**Work instructions**
Transcribe every record that appears below, exactly and in full.

[Data extracted from a collection]
□ □ □ □ □

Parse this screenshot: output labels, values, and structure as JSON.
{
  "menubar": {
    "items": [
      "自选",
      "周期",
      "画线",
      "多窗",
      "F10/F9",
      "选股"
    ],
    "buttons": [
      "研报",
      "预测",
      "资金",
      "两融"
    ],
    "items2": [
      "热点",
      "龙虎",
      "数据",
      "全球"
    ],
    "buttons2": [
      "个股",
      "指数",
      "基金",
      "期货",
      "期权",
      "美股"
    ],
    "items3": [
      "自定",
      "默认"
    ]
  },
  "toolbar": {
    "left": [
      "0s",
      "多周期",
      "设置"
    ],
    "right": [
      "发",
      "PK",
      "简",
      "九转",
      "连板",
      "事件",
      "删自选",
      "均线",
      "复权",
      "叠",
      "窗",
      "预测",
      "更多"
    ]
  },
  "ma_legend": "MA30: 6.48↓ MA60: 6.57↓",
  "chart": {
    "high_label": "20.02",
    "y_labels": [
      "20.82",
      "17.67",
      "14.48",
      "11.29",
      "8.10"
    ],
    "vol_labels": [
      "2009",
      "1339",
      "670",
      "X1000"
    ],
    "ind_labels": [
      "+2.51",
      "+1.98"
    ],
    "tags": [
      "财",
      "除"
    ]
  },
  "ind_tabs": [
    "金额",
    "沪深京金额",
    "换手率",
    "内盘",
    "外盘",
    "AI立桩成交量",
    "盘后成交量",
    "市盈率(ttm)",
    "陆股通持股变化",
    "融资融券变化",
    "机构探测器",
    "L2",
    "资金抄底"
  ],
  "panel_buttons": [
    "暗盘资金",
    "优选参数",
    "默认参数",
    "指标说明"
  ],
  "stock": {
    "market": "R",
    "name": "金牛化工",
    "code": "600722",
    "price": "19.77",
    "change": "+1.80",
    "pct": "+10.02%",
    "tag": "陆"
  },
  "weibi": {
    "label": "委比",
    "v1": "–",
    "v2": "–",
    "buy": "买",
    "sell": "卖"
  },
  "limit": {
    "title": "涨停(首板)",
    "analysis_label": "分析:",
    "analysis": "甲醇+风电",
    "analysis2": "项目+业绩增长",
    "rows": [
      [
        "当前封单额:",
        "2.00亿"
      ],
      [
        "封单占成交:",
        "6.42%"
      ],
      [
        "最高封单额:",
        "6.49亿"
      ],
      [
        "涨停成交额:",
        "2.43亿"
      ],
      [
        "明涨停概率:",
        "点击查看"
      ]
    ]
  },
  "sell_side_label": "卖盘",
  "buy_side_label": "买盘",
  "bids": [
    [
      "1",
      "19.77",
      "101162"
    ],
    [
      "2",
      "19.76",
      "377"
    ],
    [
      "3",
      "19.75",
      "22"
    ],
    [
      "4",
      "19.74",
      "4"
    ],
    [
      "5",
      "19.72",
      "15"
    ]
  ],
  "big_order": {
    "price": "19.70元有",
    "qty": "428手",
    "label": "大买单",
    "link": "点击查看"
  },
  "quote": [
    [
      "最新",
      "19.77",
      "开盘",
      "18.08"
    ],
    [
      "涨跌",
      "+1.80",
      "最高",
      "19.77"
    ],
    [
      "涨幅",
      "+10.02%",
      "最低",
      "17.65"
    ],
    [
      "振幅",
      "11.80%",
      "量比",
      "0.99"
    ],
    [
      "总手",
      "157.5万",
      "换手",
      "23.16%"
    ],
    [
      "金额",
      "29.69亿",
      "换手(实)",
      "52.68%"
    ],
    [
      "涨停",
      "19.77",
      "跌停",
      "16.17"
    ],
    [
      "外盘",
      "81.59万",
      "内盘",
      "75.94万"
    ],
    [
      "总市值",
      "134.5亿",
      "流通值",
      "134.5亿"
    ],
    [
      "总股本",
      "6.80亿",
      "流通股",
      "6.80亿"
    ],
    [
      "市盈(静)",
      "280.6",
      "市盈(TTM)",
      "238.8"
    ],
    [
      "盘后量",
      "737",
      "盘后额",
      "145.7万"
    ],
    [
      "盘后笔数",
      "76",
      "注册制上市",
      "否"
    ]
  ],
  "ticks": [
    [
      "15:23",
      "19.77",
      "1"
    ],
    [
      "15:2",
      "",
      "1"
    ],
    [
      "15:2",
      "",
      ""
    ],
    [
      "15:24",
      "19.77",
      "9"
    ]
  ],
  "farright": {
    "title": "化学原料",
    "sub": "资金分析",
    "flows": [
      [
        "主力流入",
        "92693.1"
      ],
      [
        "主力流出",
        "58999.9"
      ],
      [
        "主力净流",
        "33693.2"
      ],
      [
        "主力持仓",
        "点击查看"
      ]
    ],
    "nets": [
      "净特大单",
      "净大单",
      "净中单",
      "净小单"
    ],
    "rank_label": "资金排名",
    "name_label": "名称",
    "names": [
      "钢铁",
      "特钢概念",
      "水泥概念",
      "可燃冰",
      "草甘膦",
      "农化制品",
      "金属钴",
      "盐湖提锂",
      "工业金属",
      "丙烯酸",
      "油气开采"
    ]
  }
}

□ □ □ □ □

**Completed task**
Parse this screenshot: output labels, values, and structure as JSON.
{
  "menubar": {
    "items": [
      "自选",
      "周期",
      "画线",
      "多窗",
      "F10/F9",
      "选股"
    ],
    "buttons": [
      "研报",
      "预测",
      "资金",
      "两融"
    ],
    "items2": [
      "热点",
      "龙虎",
      "数据",
      "全球"
    ],
    "buttons2": [
      "个股",
      "指数",
      "基金",
      "期货",
      "期权",
      "美股"
    ],
    "items3": [
      "自定",
      "默认"
    ]
  },
  "toolbar": {
    "left": [
      "0s",
      "多周期",
      "设置"
    ],
    "right": [
      "发",
      "PK",
      "简",
      "九转",
      "连板",
      "事件",
      "删自选",
      "均线",
      "复权",
      "叠",
      "窗",
      "预测",
      "更多"
    ]
  },
  "ma_legend": "MA30: 6.48↓ MA60: 6.57↓",
  "chart": {
    "high_label": "20.02",
    "y_labels": [
      "20.82",
      "17.67",
      "14.48",
      "11.29",
      "8.10"
    ],
    "vol_labels": [
      "2009",
      "1339",
      "670",
      "X1000"
    ],
    "ind_labels": [
      "+2.51",
      "+1.98"
    ],
    "tags": [
      "财",
      "除"
    ]
  },
  "ind_tabs": [
    "金额",
    "沪深京金额",
    "换手率",
    "内盘",
    "外盘",
    "AI立桩成交量",
    "盘后成交量",
    "市盈率(ttm)",
    "陆股通持股变化",
    "融资融券变化",
    "机构探测器",
    "L2",
    "资金抄底"
  ],
  "panel_buttons": [
    "暗盘资金",
    "优选参数",
    "默认参数",
    "指标说明"
  ],
  "stock": {
    "market": "R",
    "name": "金牛化工",
    "code": "600722",
    "price": "19.77",
    "change": "+1.80",
    "pct": "+10.02%",
    "tag": "陆"
  },
  "weibi": {
    "label": "委比",
    "v1": "–",
    "v2": "–",
    "buy": "买",
    "sell": "卖"
  },
  "limit": {
    "title": "涨停(首板)",
    "analysis_label": "分析:",
    "analysis": "甲醇+风电",
    "analysis2": "项目+业绩增长",
    "rows": [
      [
        "当前封单额:",
        "2.00亿"
      ],
      [
        "封单占成交:",
        "6.42%"
      ],
      [
        "最高封单额:",
        "6.49亿"
      ],
      [
        "涨停成交额:",
        "2.43亿"
      ],
      [
        "明涨停概率:",
        "点击查看"
      ]
    ]
  },
  "sell_side_label": "卖盘",
  "buy_side_label": "买盘",
  "bids": [
    [
      "1",
      "19.77",
      "101162"
    ],
    [
      "2",
      "19.76",
      "377"
    ],
    [
      "3",
      "19.75",
      "22"
    ],
    [
      "4",
      "19.74",
      "4"
    ],
    [
      "5",
      "19.72",
      "15"
    ]
  ],
  "big_order": {
    "price": "19.70元有",
    "qty": "428手",
    "label": "大买单",
    "link": "点击查看"
  },
  "quote": [
    [
      "最新",
      "19.77",
      "开盘",
      "18.08"
    ],
    [
      "涨跌",
      "+1.80",
      "最高",
      "19.77"
    ],
    [
      "涨幅",
      "+10.02%",
      "最低",
      "17.65"
    ],
    [
      "振幅",
      "11.80%",
      "量比",
      "0.99"
    ],
    [
      "总手",
      "157.5万",
      "换手",
      "23.16%"
    ],
    [
      "金额",
      "29.69亿",
      "换手(实)",
      "52.68%"
    ],
    [
      "涨停",
      "19.77",
      "跌停",
      "16.17"
    ],
    [
      "外盘",
      "81.59万",
      "内盘",
      "75.94万"
    ],
    [
      "总市值",
      "134.5亿",
      "流通值",
      "134.5亿"
    ],
    [
      "总股本",
      "6.80亿",
      "流通股",
      "6.80亿"
    ],
    [
      "市盈(静)",
      "280.6",
      "市盈(TTM)",
      "238.8"
    ],
    [
      "盘后量",
      "737",
      "盘后额",
      "145.7万"
    ],
    [
      "盘后笔数",
      "76",
      "注册制上市",
      "否"
    ]
  ],
  "ticks": [
    [
      "15:23",
      "19.77",
      "1"
    ],
    [
      "15:2",
      "",
      "1"
    ],
    [
      "15:2",
      "",
      ""
    ],
    [
      "15:24",
      "19.77",
      "9"
    ]
  ],
  "farright": {
    "title": "化学原料",
    "sub": "资金分析",
    "flows": [
      [
        "主力流入",
        "92693.1"
      ],
      [
        "主力流出",
        "58999.9"
      ],
      [
        "主力净流",
        "33693.2"
      ],
      [
        "主力持仓",
        "点击查看"
      ]
    ],
    "nets": [
      "净特大单",
      "净大单",
      "净中单",
      "净小单"
    ],
    "rank_label": "资金排名",
    "name_label": "名称",
    "names": [
      "钢铁",
      "特钢概念",
      "水泥概念",
      "可燃冰",
      "草甘膦",
      "农化制品",
      "金属钴",
      "盐湖提锂",
      "工业金属",
      "丙烯酸",
      "油气开采"
    ]
  }
}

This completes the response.